■ **GIVEN ENTRIES**:
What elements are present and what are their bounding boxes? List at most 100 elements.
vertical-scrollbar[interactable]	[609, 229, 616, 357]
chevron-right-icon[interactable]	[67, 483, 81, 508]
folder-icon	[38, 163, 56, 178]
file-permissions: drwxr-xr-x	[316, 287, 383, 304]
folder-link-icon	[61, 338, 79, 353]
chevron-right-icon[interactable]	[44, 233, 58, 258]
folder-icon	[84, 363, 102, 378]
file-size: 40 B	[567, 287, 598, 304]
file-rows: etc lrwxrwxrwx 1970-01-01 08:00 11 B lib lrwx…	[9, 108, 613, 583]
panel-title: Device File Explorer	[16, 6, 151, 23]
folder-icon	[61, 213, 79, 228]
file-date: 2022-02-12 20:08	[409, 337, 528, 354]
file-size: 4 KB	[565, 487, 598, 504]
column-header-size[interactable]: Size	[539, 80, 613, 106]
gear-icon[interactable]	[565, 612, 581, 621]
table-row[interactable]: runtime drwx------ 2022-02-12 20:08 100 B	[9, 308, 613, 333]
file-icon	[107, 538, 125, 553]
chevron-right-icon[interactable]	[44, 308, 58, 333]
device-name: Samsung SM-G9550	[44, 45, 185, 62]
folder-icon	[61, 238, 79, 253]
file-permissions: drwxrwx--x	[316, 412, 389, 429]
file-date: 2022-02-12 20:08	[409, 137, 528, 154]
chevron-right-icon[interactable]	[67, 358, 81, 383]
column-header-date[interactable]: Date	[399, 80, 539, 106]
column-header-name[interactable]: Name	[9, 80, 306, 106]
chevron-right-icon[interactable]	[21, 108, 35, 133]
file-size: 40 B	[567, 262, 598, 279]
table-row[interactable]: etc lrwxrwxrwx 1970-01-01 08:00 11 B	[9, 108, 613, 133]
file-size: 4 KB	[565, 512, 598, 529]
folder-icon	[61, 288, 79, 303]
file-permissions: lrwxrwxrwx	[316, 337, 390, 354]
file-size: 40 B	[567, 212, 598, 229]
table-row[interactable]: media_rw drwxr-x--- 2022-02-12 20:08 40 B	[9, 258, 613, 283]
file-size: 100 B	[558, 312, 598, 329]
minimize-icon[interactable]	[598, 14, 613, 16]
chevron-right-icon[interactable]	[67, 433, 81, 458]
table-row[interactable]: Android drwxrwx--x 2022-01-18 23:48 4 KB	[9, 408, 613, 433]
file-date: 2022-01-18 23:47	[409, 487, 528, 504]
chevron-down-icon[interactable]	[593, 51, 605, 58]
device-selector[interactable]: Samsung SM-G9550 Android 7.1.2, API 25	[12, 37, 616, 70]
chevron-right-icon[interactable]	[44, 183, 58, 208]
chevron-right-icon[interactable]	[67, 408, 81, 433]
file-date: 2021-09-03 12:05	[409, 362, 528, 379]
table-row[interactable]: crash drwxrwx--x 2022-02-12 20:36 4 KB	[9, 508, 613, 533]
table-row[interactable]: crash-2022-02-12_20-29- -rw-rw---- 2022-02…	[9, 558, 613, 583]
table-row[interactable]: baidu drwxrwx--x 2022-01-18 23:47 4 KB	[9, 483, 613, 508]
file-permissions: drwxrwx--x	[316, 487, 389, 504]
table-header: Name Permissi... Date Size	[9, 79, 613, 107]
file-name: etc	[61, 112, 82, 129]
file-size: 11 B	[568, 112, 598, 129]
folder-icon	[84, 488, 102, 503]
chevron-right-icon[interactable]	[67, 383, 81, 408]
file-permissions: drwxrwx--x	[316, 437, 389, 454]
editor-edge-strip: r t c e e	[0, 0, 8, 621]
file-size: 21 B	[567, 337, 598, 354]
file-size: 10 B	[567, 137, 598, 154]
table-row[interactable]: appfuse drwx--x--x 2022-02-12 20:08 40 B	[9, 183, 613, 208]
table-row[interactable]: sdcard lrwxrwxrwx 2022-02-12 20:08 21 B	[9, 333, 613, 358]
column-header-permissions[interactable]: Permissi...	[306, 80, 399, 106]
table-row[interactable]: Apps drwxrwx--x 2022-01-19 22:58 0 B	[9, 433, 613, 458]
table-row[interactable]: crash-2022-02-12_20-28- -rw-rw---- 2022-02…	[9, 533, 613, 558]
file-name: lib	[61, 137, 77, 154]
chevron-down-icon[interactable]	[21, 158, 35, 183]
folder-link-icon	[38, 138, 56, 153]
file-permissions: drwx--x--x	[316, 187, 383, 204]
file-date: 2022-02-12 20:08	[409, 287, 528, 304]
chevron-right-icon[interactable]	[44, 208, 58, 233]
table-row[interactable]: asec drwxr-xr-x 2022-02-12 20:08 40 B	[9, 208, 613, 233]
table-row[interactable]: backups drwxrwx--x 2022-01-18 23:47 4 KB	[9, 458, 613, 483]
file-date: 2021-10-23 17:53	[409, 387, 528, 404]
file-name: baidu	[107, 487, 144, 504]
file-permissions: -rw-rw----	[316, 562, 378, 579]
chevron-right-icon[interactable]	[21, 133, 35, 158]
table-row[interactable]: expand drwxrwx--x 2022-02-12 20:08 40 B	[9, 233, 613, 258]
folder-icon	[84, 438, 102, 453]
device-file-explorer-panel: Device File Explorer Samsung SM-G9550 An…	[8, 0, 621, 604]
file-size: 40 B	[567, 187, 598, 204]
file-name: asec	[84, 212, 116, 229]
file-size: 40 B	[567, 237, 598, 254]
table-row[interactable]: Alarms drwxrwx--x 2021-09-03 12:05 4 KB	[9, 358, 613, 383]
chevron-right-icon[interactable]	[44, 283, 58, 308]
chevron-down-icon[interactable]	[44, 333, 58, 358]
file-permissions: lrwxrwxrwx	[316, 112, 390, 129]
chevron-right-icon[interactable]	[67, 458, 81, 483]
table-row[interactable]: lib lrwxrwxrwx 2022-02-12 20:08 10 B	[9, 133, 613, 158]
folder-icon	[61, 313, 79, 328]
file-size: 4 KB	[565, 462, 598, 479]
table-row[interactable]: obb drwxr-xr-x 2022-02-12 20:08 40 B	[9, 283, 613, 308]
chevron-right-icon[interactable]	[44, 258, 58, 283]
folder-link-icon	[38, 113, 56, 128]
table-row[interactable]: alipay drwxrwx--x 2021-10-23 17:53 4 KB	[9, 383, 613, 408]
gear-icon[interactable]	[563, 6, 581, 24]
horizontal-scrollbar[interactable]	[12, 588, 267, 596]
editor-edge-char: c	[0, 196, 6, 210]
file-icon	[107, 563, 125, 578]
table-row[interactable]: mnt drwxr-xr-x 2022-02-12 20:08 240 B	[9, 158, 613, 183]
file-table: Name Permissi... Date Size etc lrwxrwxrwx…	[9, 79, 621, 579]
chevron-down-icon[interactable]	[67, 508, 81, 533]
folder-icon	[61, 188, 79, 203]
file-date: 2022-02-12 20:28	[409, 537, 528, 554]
...
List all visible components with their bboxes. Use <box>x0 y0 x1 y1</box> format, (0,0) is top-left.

■ **PROBLEM DETAILS**: Write out, unchanged, the entries starting with the line that contains "What elements are" and going on through the line that contains "362, 528, 379]", with both of those lines included.

■ **TASK ANSWER**:
What elements are present and what are their bounding boxes? List at most 100 elements.
vertical-scrollbar[interactable]	[609, 229, 616, 357]
chevron-right-icon[interactable]	[67, 483, 81, 508]
folder-icon	[38, 163, 56, 178]
file-permissions: drwxr-xr-x	[316, 287, 383, 304]
folder-link-icon	[61, 338, 79, 353]
chevron-right-icon[interactable]	[44, 233, 58, 258]
folder-icon	[84, 363, 102, 378]
file-size: 40 B	[567, 287, 598, 304]
file-rows: etc lrwxrwxrwx 1970-01-01 08:00 11 B lib lrwx…	[9, 108, 613, 583]
panel-title: Device File Explorer	[16, 6, 151, 23]
folder-icon	[61, 213, 79, 228]
file-date: 2022-02-12 20:08	[409, 337, 528, 354]
file-size: 4 KB	[565, 487, 598, 504]
column-header-size[interactable]: Size	[539, 80, 613, 106]
gear-icon[interactable]	[565, 612, 581, 621]
table-row[interactable]: runtime drwx------ 2022-02-12 20:08 100 B	[9, 308, 613, 333]
file-icon	[107, 538, 125, 553]
chevron-right-icon[interactable]	[44, 308, 58, 333]
device-name: Samsung SM-G9550	[44, 45, 185, 62]
folder-icon	[61, 238, 79, 253]
file-permissions: drwxrwx--x	[316, 412, 389, 429]
file-date: 2022-02-12 20:08	[409, 137, 528, 154]
chevron-right-icon[interactable]	[67, 358, 81, 383]
column-header-date[interactable]: Date	[399, 80, 539, 106]
column-header-name[interactable]: Name	[9, 80, 306, 106]
chevron-right-icon[interactable]	[21, 108, 35, 133]
file-size: 40 B	[567, 262, 598, 279]
table-row[interactable]: etc lrwxrwxrwx 1970-01-01 08:00 11 B	[9, 108, 613, 133]
file-size: 4 KB	[565, 512, 598, 529]
folder-icon	[61, 288, 79, 303]
file-permissions: lrwxrwxrwx	[316, 337, 390, 354]
file-size: 40 B	[567, 212, 598, 229]
table-row[interactable]: media_rw drwxr-x--- 2022-02-12 20:08 40 B	[9, 258, 613, 283]
file-size: 100 B	[558, 312, 598, 329]
minimize-icon[interactable]	[598, 14, 613, 16]
chevron-right-icon[interactable]	[67, 433, 81, 458]
table-row[interactable]: Android drwxrwx--x 2022-01-18 23:48 4 KB	[9, 408, 613, 433]
file-date: 2022-01-18 23:47	[409, 487, 528, 504]
chevron-down-icon[interactable]	[593, 51, 605, 58]
device-selector[interactable]: Samsung SM-G9550 Android 7.1.2, API 25	[12, 37, 616, 70]
chevron-right-icon[interactable]	[44, 183, 58, 208]
chevron-right-icon[interactable]	[67, 408, 81, 433]
file-date: 2021-09-03 12:05	[409, 362, 528, 379]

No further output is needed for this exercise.